* Start Given records *

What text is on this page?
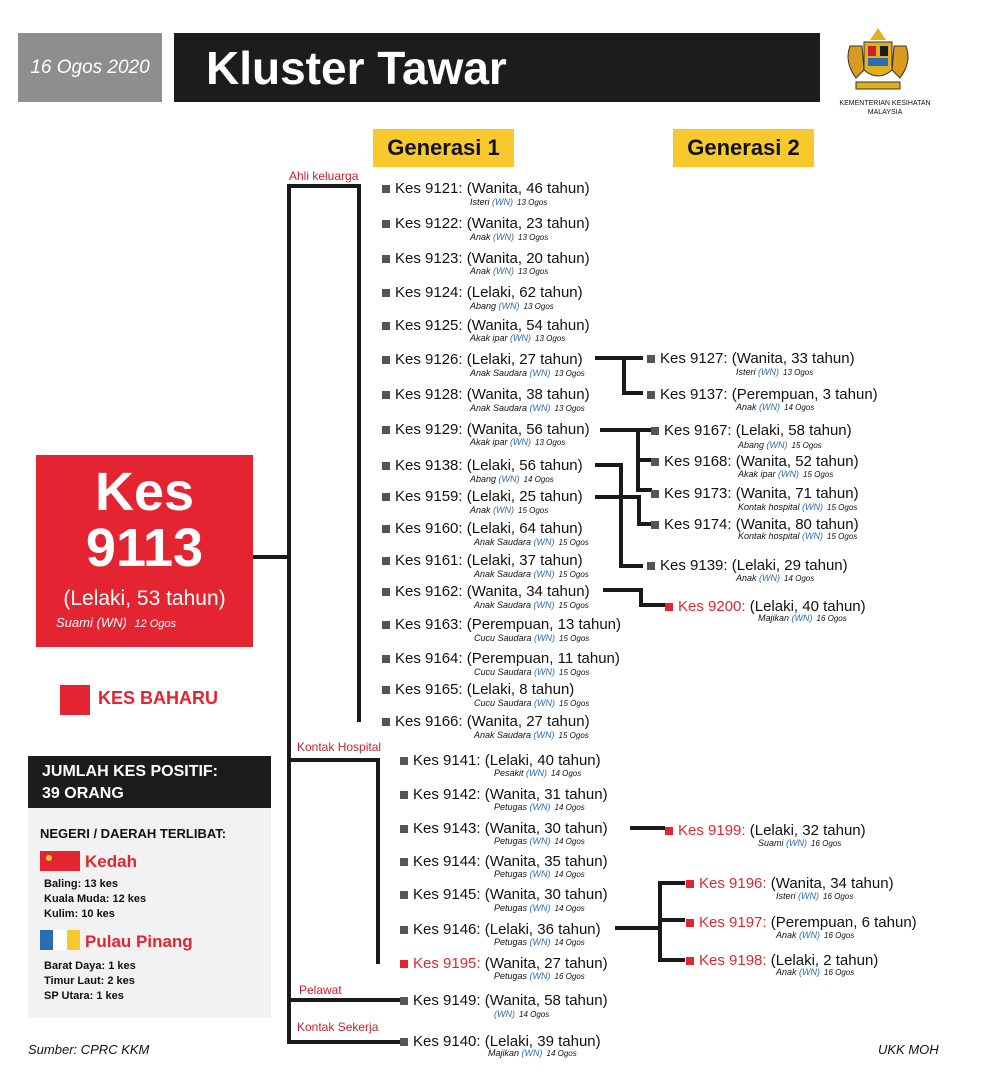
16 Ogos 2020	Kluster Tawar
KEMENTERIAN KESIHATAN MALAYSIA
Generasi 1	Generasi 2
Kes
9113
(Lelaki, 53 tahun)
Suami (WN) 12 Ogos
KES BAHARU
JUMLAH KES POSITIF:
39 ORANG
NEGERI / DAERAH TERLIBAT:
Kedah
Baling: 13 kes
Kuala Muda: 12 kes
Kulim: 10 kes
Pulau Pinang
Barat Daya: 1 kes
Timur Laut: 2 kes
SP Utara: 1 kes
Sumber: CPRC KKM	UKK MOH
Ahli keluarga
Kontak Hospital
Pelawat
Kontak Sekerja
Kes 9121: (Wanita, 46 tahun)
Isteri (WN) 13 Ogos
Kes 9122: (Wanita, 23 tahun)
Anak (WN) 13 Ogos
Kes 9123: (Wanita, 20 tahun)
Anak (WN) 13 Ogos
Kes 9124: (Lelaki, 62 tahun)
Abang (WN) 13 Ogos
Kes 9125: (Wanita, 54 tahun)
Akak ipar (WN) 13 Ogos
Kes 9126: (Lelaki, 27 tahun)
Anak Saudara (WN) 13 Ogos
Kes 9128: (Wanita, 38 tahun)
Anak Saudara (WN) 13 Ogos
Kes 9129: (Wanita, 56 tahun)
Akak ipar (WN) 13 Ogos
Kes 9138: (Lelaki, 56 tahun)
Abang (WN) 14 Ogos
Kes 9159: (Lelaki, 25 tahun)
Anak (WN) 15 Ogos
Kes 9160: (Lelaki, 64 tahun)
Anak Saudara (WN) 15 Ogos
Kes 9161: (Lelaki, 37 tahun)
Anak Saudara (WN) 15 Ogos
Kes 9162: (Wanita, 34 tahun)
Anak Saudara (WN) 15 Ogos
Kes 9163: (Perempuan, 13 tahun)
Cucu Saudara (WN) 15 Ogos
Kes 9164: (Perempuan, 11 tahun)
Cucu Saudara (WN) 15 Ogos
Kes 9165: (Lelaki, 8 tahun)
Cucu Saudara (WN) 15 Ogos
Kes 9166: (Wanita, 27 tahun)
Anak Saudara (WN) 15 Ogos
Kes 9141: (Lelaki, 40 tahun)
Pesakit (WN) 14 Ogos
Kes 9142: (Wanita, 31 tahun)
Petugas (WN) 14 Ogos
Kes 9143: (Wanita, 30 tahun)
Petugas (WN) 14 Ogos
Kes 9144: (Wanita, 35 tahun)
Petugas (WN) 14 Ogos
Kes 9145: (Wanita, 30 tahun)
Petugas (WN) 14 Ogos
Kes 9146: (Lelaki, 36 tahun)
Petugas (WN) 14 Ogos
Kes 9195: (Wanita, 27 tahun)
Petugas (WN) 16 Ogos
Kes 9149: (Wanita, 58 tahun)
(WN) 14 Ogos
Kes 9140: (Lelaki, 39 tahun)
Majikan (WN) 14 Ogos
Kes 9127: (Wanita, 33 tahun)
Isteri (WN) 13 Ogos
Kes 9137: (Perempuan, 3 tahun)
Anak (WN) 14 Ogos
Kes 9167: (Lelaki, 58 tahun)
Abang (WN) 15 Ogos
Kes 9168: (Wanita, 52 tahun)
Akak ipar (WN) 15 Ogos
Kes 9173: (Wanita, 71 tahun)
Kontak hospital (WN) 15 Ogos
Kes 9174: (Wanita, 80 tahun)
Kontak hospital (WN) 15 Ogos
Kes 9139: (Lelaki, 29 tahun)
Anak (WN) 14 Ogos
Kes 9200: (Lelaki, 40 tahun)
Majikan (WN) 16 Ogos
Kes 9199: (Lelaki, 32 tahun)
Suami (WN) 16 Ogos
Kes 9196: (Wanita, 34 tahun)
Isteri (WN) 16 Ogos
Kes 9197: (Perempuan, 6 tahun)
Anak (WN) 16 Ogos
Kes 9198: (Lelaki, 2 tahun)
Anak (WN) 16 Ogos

* End Given records *

# Brief:
Return the lines of the records that include the string "Kontak".

# Exercise output:
Kontak Hospital
Kontak Sekerja
Kontak hospital (WN) 15 Ogos
Kontak hospital (WN) 15 Ogos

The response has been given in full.